(INFORMATION PROVIDED begins)

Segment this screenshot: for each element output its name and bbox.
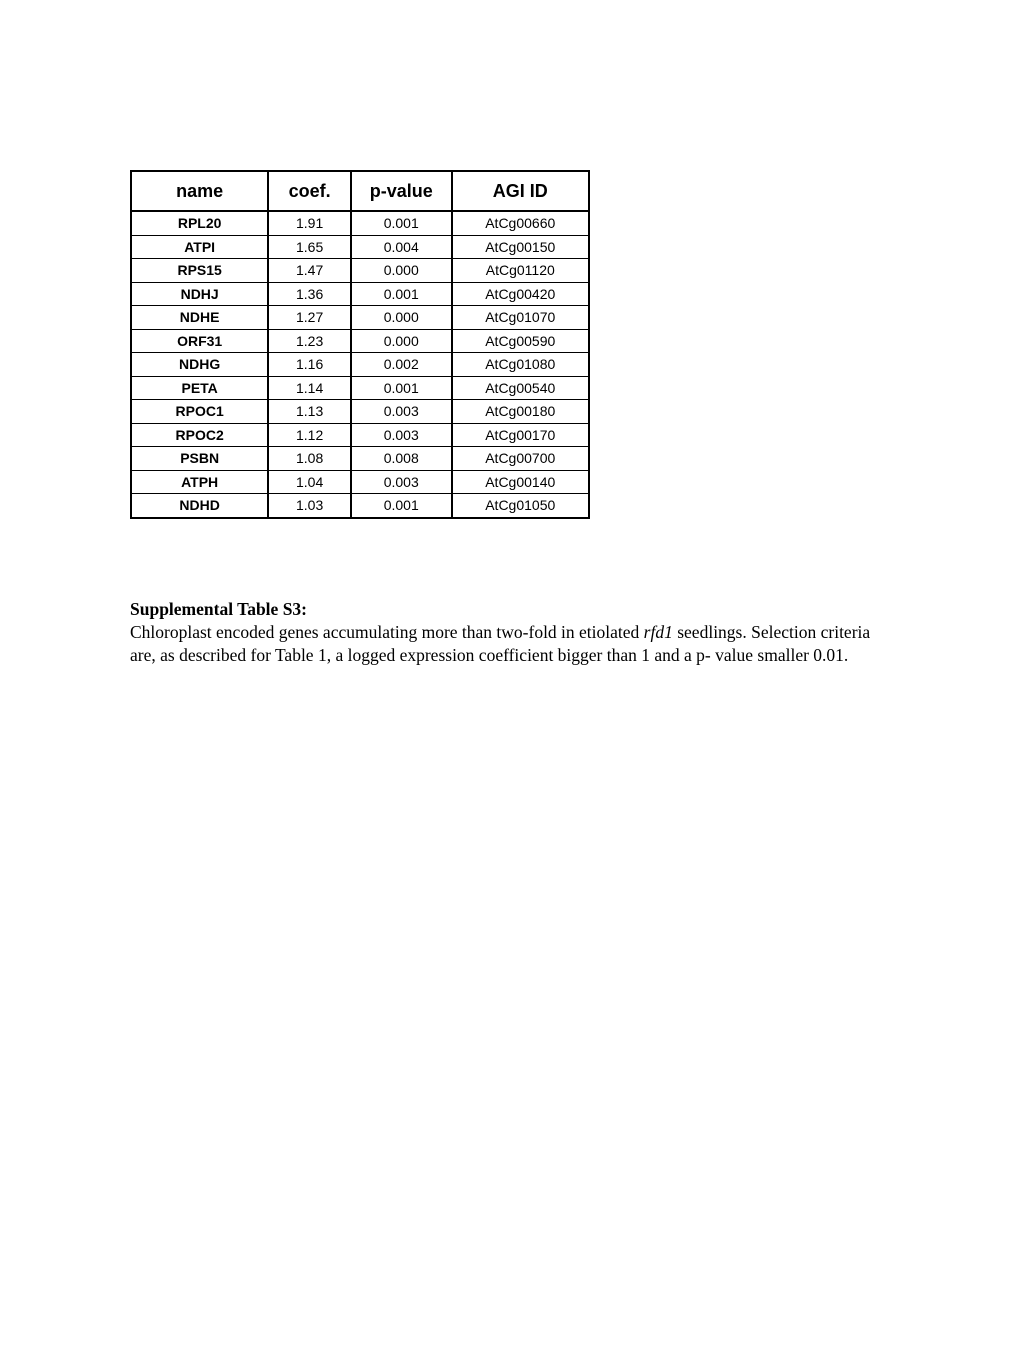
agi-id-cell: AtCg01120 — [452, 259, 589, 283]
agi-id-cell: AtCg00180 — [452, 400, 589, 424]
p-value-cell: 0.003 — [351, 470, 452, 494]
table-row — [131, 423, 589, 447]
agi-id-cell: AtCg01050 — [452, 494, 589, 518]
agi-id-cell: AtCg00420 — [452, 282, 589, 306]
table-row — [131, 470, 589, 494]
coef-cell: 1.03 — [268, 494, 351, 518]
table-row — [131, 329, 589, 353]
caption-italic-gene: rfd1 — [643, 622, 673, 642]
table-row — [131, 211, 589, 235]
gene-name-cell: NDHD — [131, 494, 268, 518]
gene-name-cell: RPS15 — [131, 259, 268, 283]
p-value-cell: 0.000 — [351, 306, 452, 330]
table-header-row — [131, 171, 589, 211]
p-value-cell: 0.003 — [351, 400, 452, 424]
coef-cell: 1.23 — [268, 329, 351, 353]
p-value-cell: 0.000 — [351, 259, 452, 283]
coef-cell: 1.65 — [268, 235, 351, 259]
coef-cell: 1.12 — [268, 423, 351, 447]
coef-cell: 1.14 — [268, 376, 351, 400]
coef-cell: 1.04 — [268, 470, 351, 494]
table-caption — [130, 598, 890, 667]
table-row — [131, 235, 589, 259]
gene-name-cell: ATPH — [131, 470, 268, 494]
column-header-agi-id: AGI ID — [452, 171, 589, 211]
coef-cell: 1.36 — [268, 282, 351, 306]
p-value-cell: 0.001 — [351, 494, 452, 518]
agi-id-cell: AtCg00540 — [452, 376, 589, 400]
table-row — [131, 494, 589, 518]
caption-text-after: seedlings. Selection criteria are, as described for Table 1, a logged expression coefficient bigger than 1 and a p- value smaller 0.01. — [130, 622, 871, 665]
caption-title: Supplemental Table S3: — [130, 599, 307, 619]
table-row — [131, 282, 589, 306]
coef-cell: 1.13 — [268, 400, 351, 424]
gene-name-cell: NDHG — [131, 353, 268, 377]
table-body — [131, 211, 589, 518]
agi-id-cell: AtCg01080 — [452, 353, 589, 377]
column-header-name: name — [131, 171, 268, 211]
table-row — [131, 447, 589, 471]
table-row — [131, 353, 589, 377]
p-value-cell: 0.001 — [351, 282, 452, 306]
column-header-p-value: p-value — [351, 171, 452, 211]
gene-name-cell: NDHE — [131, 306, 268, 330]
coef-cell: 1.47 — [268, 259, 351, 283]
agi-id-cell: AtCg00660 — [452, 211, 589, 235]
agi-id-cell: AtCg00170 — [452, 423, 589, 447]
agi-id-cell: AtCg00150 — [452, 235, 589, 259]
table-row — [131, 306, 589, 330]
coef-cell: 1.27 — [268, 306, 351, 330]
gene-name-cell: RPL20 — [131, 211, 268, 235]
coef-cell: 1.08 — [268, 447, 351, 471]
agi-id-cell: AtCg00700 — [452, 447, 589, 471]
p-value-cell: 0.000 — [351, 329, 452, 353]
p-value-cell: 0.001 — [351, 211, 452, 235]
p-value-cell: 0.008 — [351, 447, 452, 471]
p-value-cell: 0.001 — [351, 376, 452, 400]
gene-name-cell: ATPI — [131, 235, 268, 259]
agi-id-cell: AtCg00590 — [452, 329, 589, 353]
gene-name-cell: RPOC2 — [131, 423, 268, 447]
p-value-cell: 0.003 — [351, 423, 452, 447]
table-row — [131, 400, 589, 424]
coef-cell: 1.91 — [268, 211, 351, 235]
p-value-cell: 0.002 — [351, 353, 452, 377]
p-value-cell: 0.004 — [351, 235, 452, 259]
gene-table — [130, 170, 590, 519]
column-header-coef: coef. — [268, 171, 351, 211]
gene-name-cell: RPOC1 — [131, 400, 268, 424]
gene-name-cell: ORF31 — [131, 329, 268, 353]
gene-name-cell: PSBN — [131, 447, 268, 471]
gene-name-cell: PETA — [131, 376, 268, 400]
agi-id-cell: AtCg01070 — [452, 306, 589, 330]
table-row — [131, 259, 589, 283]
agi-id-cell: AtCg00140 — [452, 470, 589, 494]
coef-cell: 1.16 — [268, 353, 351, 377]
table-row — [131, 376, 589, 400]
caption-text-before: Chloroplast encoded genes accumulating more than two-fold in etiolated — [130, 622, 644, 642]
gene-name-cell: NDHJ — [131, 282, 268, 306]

(INFORMATION PROVIDED ends)

WHAT TO WORK ON
Among the records, find all lines that include the string "caption" and return them.

RESPONSE AREA
caption-italic-gene: rfd1 — [643, 622, 673, 642]
table-caption — [130, 598, 890, 667]
caption-text-after: seedlings. Selection criteria are, as described for Table 1, a logged expression coefficient bigger than 1 and a p- value smaller 0.01. — [130, 622, 871, 665]
caption-title: Supplemental Table S3: — [130, 599, 307, 619]
caption-text-before: Chloroplast encoded genes accumulating more than two-fold in etiolated — [130, 622, 644, 642]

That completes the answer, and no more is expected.